Record excerpts
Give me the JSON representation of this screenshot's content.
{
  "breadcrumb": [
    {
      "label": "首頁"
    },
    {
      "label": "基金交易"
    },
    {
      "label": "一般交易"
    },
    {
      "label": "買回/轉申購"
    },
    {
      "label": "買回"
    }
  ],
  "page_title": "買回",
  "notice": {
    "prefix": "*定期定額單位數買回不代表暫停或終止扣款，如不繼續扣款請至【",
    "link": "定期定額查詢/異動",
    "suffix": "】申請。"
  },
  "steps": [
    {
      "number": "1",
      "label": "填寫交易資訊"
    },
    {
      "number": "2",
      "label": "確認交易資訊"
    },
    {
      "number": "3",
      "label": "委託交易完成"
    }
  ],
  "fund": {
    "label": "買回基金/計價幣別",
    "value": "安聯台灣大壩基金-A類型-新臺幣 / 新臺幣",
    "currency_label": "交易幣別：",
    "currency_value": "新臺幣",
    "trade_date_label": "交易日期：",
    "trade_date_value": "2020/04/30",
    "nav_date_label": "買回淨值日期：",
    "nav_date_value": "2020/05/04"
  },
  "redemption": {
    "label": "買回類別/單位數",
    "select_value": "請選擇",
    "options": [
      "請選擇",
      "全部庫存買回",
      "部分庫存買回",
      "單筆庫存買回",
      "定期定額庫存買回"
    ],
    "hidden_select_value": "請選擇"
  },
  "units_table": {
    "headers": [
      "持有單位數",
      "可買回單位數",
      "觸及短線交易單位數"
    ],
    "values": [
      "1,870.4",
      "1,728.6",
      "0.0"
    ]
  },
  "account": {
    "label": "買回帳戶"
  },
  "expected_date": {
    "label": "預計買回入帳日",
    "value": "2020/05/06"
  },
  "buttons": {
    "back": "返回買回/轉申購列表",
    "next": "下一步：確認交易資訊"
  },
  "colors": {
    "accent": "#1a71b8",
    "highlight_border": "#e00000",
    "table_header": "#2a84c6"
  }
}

Exercise objective
Print out the whole listing exactly as it appears.

Correct output
Give me the JSON representation of this screenshot's content.
{
  "breadcrumb": [
    {
      "label": "首頁"
    },
    {
      "label": "基金交易"
    },
    {
      "label": "一般交易"
    },
    {
      "label": "買回/轉申購"
    },
    {
      "label": "買回"
    }
  ],
  "page_title": "買回",
  "notice": {
    "prefix": "*定期定額單位數買回不代表暫停或終止扣款，如不繼續扣款請至【",
    "link": "定期定額查詢/異動",
    "suffix": "】申請。"
  },
  "steps": [
    {
      "number": "1",
      "label": "填寫交易資訊"
    },
    {
      "number": "2",
      "label": "確認交易資訊"
    },
    {
      "number": "3",
      "label": "委託交易完成"
    }
  ],
  "fund": {
    "label": "買回基金/計價幣別",
    "value": "安聯台灣大壩基金-A類型-新臺幣 / 新臺幣",
    "currency_label": "交易幣別：",
    "currency_value": "新臺幣",
    "trade_date_label": "交易日期：",
    "trade_date_value": "2020/04/30",
    "nav_date_label": "買回淨值日期：",
    "nav_date_value": "2020/05/04"
  },
  "redemption": {
    "label": "買回類別/單位數",
    "select_value": "請選擇",
    "options": [
      "請選擇",
      "全部庫存買回",
      "部分庫存買回",
      "單筆庫存買回",
      "定期定額庫存買回"
    ],
    "hidden_select_value": "請選擇"
  },
  "units_table": {
    "headers": [
      "持有單位數",
      "可買回單位數",
      "觸及短線交易單位數"
    ],
    "values": [
      "1,870.4",
      "1,728.6",
      "0.0"
    ]
  },
  "account": {
    "label": "買回帳戶"
  },
  "expected_date": {
    "label": "預計買回入帳日",
    "value": "2020/05/06"
  },
  "buttons": {
    "back": "返回買回/轉申購列表",
    "next": "下一步：確認交易資訊"
  },
  "colors": {
    "accent": "#1a71b8",
    "highlight_border": "#e00000",
    "table_header": "#2a84c6"
  }
}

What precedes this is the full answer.